=== TASK TO COMPLETE ===
Set all the material down again unchanged, without the pictures.

[START OF DATA SHOWN]

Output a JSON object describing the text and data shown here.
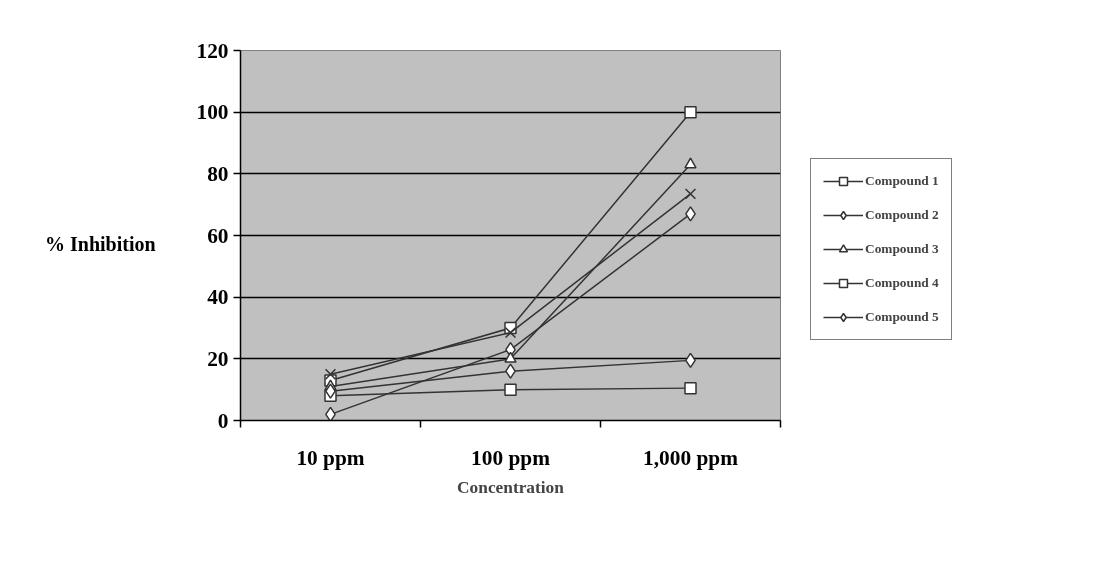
{
  "chart_data": {
    "type": "line",
    "xlabel": "Concentration",
    "ylabel": "% Inhibition",
    "categories": [
      "10 ppm",
      "100 ppm",
      "1,000 ppm"
    ],
    "ylim": [
      0,
      120
    ],
    "yticks": [
      0,
      20,
      40,
      60,
      80,
      100,
      120
    ],
    "grid": "y",
    "legend": "right",
    "line_style": "solid",
    "series": [
      {
        "name": "Compound 1",
        "color": "#333333",
        "marker": "square",
        "values": [
          13,
          30,
          100
        ]
      },
      {
        "name": "Compound 2",
        "color": "#333333",
        "marker": "diamond",
        "values": [
          2,
          23,
          67
        ]
      },
      {
        "name": "Compound 3",
        "color": "#333333",
        "marker": "triangle",
        "values": [
          11,
          20,
          83
        ]
      },
      {
        "name": "Compound 4",
        "color": "#333333",
        "marker": "square",
        "values": [
          8,
          10,
          10.5
        ]
      },
      {
        "name": "Compound 5",
        "color": "#333333",
        "marker": "diamond",
        "values": [
          9.5,
          16,
          19.5
        ]
      },
      {
        "color": "#333333",
        "marker": "cross",
        "values": [
          15,
          28.5,
          73.5
        ]
      }
    ]
  }
}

[END OF DATA SHOWN]

=== RESULT FOR THIS EXERCISE ===
Output a JSON object describing the text and data shown here.
{
  "chart_data": {
    "type": "line",
    "xlabel": "Concentration",
    "ylabel": "% Inhibition",
    "categories": [
      "10 ppm",
      "100 ppm",
      "1,000 ppm"
    ],
    "ylim": [
      0,
      120
    ],
    "yticks": [
      0,
      20,
      40,
      60,
      80,
      100,
      120
    ],
    "grid": "y",
    "legend": "right",
    "line_style": "solid",
    "series": [
      {
        "name": "Compound 1",
        "color": "#333333",
        "marker": "square",
        "values": [
          13,
          30,
          100
        ]
      },
      {
        "name": "Compound 2",
        "color": "#333333",
        "marker": "diamond",
        "values": [
          2,
          23,
          67
        ]
      },
      {
        "name": "Compound 3",
        "color": "#333333",
        "marker": "triangle",
        "values": [
          11,
          20,
          83
        ]
      },
      {
        "name": "Compound 4",
        "color": "#333333",
        "marker": "square",
        "values": [
          8,
          10,
          10.5
        ]
      },
      {
        "name": "Compound 5",
        "color": "#333333",
        "marker": "diamond",
        "values": [
          9.5,
          16,
          19.5
        ]
      },
      {
        "color": "#333333",
        "marker": "cross",
        "values": [
          15,
          28.5,
          73.5
        ]
      }
    ]
  }
}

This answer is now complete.